= Record set =
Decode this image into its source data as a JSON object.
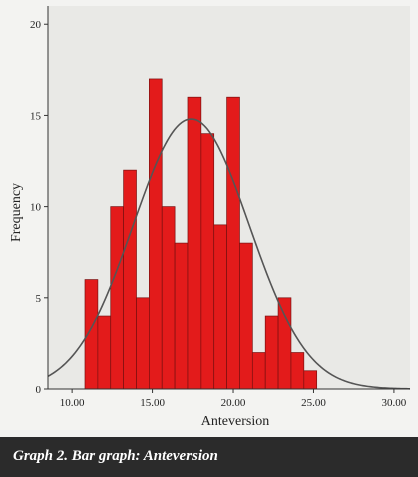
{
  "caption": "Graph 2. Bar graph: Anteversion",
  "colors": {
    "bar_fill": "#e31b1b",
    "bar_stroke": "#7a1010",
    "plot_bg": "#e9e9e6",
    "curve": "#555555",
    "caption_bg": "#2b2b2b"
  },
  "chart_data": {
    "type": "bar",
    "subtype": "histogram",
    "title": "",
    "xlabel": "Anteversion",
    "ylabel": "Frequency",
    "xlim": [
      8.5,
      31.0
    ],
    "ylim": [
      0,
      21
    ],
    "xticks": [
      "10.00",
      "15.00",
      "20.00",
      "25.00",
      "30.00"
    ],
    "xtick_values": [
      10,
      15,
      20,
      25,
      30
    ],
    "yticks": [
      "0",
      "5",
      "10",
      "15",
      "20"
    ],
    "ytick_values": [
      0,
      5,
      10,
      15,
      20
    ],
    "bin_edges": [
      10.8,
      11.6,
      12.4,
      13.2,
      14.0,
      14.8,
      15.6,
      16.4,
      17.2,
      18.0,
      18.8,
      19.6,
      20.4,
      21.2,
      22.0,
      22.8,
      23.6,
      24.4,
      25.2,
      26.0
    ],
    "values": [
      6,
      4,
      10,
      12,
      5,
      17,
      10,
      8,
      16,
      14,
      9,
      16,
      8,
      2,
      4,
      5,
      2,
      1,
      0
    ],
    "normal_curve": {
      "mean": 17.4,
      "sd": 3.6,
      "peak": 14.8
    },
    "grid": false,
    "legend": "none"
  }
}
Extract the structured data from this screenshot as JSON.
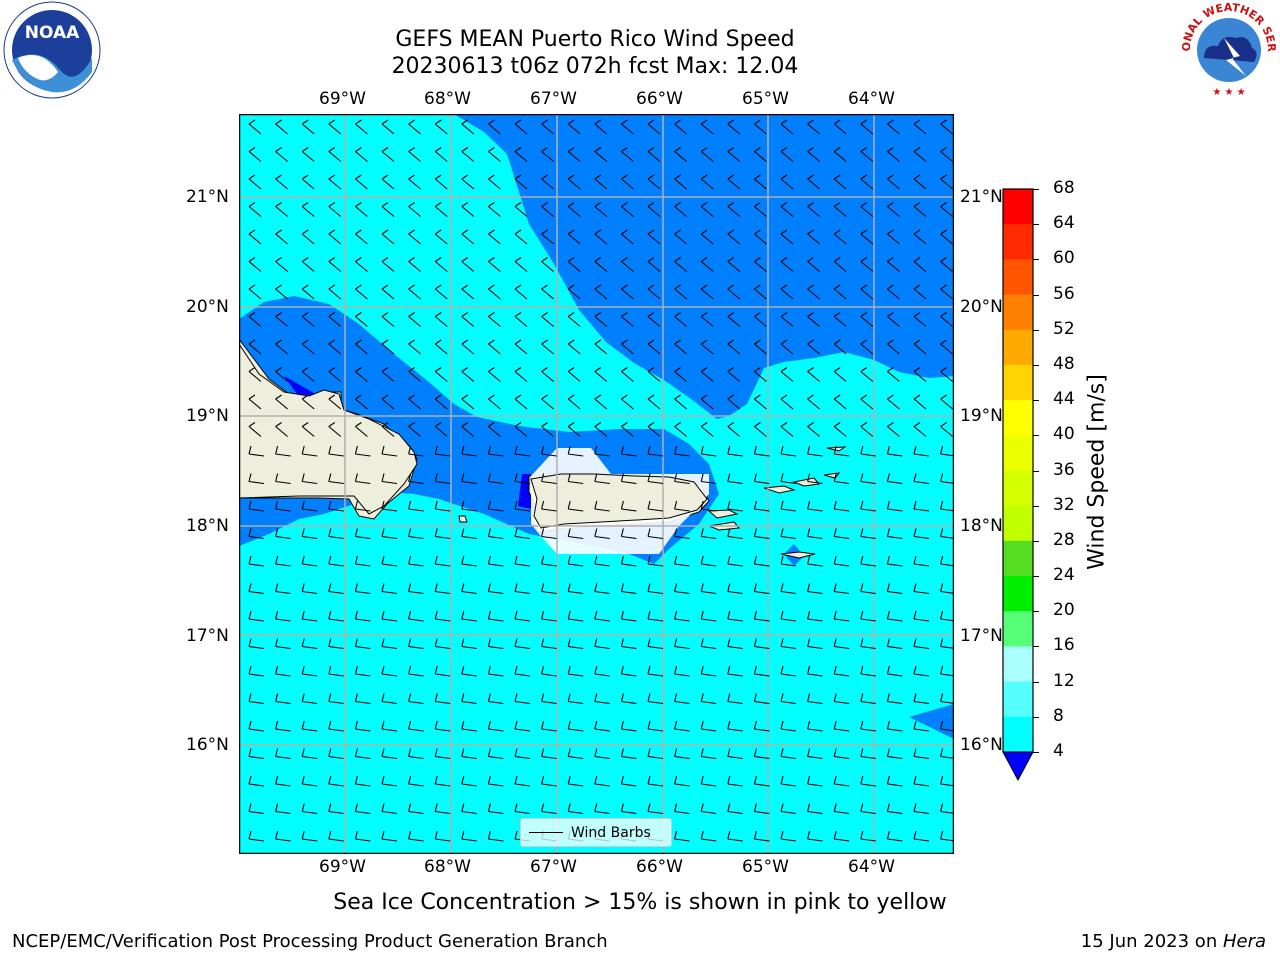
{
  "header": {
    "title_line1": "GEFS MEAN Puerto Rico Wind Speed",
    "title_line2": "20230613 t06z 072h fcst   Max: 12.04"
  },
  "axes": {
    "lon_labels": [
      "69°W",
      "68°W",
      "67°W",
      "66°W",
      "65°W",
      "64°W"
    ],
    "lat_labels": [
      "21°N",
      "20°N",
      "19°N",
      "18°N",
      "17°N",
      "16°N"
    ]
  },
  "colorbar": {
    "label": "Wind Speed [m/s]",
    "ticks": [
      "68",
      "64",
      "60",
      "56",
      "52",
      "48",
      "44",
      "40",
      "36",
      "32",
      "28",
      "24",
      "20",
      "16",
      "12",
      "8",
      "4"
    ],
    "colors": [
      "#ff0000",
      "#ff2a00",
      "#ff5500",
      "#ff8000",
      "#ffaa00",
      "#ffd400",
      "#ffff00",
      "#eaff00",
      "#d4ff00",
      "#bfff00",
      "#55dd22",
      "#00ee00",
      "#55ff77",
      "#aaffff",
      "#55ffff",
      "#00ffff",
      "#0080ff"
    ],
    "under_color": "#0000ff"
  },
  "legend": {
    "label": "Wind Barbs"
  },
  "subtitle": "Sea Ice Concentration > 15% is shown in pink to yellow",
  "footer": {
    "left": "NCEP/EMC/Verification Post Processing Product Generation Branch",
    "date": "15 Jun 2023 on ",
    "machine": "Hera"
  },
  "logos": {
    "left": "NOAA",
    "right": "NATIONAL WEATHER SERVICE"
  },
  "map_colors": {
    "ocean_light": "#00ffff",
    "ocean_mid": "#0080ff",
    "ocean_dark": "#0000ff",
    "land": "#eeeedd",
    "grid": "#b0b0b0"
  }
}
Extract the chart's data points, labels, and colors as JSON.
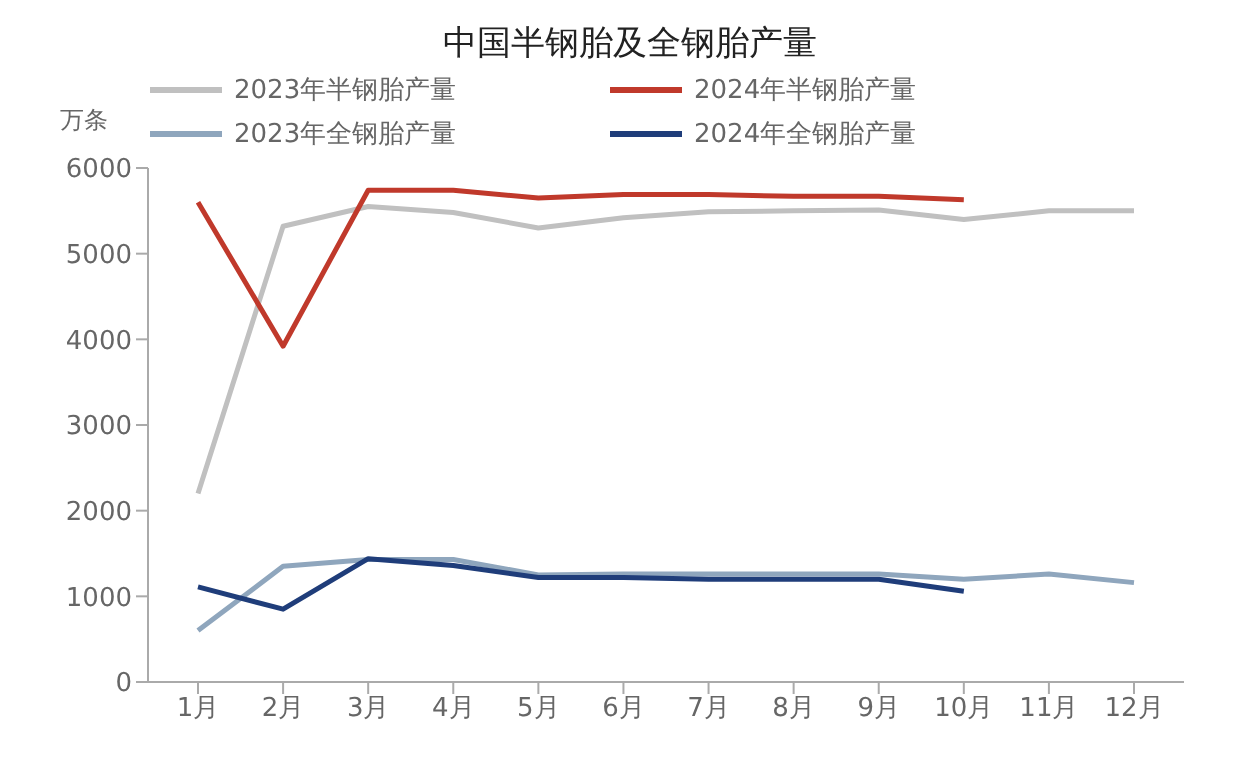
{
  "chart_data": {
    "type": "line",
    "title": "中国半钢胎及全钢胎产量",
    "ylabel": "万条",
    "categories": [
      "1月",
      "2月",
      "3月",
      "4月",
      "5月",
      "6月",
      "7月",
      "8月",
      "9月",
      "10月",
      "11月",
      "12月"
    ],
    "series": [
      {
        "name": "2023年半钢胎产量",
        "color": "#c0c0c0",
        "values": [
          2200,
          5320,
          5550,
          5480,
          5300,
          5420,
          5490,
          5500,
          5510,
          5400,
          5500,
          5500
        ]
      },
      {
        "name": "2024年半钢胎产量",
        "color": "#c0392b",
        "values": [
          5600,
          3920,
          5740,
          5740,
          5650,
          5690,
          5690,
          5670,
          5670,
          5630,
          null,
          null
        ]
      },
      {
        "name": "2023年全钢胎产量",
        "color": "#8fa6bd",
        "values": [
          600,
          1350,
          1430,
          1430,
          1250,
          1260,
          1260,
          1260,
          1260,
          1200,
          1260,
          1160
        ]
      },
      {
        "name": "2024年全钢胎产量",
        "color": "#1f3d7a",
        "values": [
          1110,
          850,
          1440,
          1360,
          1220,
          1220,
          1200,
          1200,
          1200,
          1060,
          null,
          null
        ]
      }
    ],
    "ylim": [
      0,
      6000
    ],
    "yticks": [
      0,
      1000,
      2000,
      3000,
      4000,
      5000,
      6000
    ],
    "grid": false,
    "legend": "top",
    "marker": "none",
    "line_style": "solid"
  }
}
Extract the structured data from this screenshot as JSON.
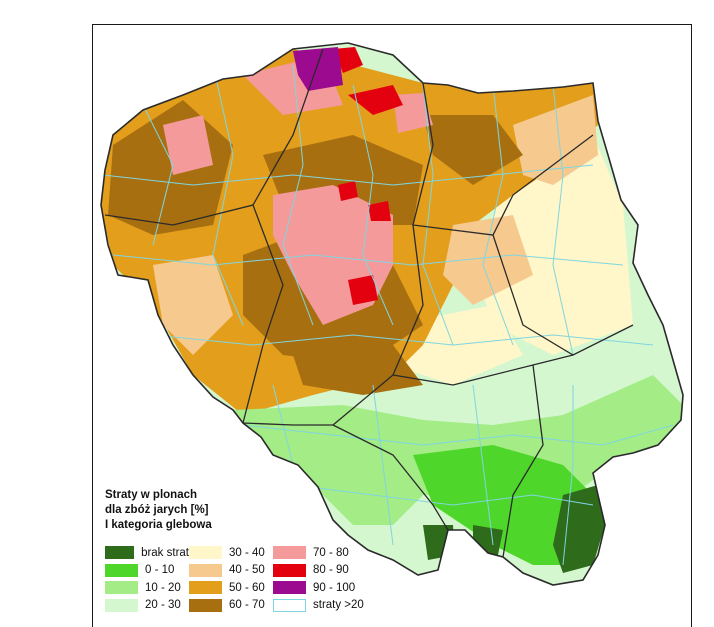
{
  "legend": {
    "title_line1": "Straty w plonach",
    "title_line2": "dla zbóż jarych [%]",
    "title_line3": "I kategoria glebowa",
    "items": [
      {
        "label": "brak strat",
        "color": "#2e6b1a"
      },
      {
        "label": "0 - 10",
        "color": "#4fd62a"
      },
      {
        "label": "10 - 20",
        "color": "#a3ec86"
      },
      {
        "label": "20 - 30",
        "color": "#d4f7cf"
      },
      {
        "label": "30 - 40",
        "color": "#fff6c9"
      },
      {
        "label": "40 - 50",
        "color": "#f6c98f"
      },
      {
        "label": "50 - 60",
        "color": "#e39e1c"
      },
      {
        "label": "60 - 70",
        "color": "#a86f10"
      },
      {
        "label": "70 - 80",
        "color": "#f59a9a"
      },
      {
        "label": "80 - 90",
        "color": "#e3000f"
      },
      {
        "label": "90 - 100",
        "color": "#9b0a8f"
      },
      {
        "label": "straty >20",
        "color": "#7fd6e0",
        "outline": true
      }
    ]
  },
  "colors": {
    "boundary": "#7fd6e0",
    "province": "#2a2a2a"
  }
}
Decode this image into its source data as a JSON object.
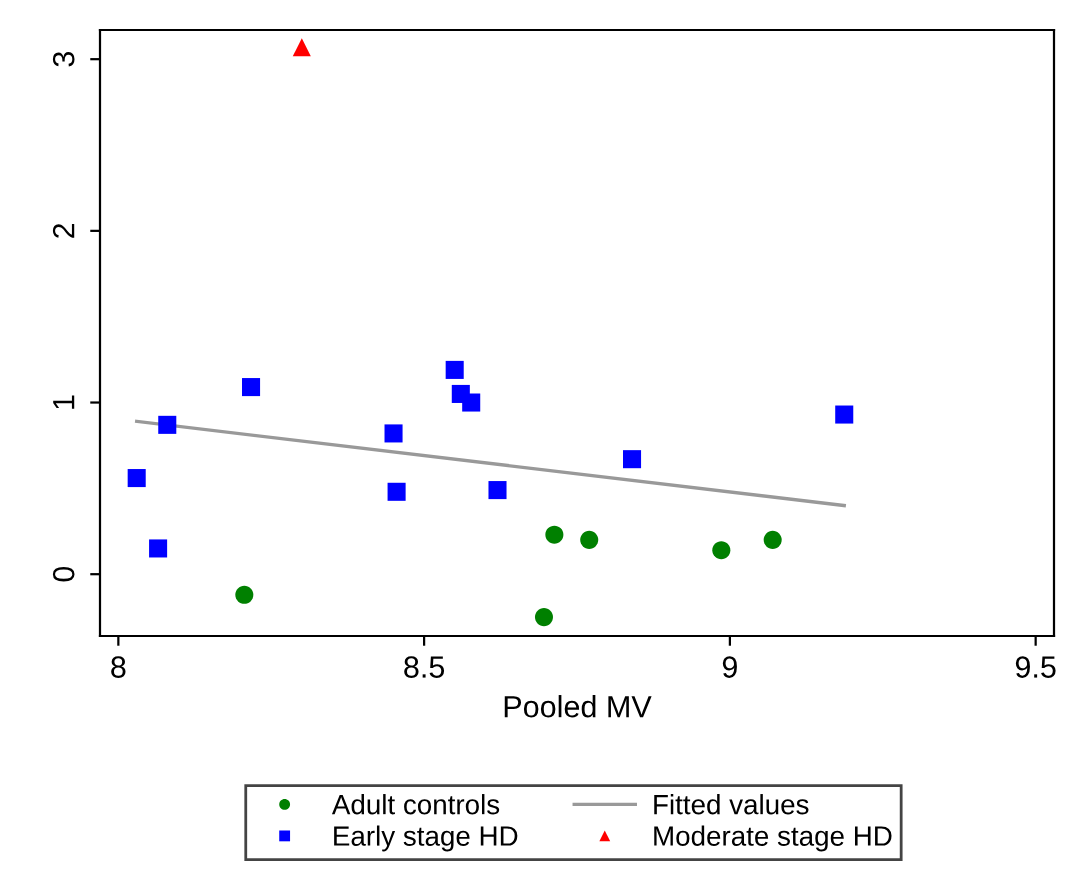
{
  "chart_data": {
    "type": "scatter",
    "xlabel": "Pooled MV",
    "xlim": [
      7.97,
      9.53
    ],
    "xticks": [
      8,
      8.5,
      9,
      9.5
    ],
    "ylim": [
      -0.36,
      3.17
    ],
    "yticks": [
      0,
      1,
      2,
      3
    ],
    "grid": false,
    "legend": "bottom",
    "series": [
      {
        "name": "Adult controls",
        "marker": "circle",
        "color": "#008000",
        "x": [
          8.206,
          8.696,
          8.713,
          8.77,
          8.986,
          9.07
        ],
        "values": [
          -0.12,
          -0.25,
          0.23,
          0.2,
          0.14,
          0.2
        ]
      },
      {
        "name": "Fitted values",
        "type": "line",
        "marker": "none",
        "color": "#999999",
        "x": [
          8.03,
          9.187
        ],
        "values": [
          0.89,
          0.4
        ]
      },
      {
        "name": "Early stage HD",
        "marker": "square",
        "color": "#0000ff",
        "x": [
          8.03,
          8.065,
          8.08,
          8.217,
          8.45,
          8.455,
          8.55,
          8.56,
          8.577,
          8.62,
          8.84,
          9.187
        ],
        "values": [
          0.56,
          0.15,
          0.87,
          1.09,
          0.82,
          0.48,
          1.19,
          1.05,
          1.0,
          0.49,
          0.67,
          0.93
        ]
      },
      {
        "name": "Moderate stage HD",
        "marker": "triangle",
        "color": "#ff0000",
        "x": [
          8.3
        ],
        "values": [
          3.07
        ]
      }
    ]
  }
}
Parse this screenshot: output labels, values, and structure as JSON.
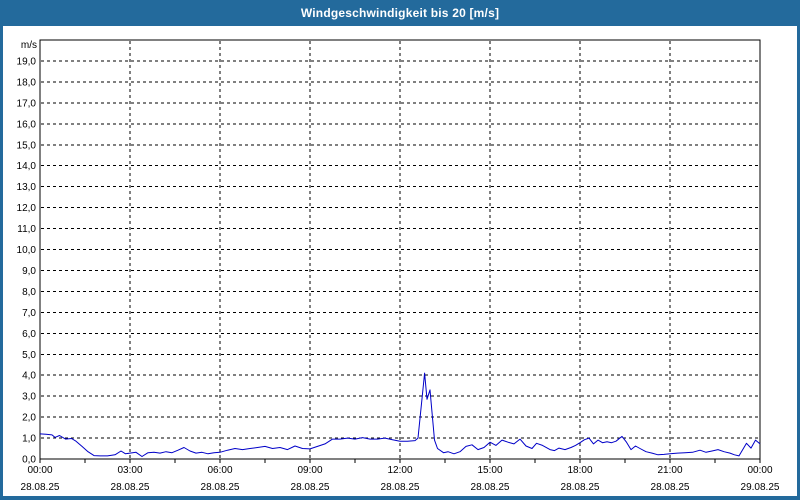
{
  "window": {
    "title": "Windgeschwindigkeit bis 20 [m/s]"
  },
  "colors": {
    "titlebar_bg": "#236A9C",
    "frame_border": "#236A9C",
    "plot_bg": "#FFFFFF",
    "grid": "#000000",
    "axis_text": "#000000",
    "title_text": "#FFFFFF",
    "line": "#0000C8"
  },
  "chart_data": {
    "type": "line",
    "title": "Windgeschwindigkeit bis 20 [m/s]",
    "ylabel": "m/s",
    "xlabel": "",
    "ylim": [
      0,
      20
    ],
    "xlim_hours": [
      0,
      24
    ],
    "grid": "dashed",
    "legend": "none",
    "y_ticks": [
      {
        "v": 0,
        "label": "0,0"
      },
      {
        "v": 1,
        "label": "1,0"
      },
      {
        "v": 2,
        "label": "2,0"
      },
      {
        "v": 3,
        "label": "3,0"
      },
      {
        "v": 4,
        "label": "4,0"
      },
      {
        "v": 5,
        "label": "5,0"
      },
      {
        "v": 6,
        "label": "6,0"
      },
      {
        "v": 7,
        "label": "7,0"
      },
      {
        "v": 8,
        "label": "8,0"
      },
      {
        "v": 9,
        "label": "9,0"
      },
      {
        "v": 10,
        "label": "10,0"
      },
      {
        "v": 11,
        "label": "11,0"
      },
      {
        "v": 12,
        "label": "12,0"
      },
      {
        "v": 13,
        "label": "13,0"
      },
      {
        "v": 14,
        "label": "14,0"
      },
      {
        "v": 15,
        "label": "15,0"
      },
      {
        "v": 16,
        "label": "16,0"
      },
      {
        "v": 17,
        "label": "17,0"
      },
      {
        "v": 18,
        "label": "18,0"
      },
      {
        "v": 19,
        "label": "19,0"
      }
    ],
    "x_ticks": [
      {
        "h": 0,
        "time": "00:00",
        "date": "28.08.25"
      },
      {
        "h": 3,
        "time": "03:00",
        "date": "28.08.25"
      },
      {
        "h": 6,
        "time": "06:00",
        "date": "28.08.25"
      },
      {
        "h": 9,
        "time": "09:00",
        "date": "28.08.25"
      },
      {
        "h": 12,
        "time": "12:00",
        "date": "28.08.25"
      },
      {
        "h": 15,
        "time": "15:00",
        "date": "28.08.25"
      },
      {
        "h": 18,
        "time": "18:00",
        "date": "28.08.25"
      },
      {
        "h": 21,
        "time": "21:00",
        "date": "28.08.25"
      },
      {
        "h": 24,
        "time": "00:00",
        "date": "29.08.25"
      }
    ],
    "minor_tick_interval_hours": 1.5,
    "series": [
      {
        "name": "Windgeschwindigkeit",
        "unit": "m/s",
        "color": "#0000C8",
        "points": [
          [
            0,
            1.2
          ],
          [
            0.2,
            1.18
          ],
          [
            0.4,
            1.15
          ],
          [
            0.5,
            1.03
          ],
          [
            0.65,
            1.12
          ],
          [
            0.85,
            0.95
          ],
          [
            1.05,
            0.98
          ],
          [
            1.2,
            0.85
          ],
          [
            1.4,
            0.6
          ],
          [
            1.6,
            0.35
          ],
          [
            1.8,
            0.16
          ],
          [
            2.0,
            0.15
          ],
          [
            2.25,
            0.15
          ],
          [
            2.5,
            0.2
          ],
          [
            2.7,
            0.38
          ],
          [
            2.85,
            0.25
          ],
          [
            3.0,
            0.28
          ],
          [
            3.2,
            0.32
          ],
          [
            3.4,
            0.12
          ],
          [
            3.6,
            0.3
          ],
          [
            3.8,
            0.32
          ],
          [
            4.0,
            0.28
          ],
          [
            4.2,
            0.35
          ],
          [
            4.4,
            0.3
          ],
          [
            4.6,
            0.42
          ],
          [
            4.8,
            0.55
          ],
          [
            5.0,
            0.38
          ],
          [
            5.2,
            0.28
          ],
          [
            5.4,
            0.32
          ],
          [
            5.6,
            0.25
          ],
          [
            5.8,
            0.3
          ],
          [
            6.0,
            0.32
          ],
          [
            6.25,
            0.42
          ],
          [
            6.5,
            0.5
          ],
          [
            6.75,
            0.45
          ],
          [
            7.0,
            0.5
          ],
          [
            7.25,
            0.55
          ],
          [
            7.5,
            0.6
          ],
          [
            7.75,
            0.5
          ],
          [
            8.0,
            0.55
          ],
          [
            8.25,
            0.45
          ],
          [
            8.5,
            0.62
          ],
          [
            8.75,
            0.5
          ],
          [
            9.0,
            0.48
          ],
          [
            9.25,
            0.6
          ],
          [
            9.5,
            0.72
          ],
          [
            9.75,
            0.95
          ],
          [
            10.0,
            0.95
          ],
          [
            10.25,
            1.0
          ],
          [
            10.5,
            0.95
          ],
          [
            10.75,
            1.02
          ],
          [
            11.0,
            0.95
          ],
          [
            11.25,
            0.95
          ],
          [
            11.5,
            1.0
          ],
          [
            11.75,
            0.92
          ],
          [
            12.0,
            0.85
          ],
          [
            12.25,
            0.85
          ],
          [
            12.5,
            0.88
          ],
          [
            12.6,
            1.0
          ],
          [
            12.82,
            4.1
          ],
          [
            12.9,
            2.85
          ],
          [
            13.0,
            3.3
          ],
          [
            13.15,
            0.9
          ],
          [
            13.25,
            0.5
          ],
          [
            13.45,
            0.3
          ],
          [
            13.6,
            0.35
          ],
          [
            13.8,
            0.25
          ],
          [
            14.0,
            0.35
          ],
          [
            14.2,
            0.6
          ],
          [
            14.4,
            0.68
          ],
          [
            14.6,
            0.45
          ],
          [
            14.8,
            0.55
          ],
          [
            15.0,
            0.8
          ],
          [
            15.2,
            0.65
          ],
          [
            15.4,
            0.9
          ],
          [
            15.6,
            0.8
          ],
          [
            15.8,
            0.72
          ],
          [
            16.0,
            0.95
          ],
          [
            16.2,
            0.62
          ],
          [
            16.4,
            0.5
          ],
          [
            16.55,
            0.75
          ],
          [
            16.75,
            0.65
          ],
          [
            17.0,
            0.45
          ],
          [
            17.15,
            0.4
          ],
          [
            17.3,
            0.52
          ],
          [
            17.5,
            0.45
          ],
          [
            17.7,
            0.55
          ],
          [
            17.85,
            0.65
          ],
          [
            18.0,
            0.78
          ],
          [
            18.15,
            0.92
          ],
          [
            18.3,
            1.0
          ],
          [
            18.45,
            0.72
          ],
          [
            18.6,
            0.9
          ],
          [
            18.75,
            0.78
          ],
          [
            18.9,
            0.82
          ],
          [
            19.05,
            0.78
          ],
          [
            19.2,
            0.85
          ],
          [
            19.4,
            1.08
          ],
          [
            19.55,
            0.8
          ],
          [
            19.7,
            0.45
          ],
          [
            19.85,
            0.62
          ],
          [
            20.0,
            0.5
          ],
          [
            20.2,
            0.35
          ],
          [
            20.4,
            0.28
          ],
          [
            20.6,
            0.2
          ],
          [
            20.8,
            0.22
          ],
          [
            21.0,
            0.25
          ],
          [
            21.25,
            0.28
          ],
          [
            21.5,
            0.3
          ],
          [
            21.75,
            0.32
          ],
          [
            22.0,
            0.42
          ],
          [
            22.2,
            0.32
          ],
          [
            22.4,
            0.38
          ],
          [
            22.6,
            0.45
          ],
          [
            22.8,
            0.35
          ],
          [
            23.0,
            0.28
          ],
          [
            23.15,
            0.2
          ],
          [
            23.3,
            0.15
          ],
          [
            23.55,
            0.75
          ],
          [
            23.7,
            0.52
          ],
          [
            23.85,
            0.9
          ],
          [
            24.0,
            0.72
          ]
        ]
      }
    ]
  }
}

= Task prompt =
Collect the lines of the data that carry the word "Anteversion".

= Exercise output =
  "caption": "Graph 2. Bar graph: Anteversion",
    "xlabel": "Anteversion",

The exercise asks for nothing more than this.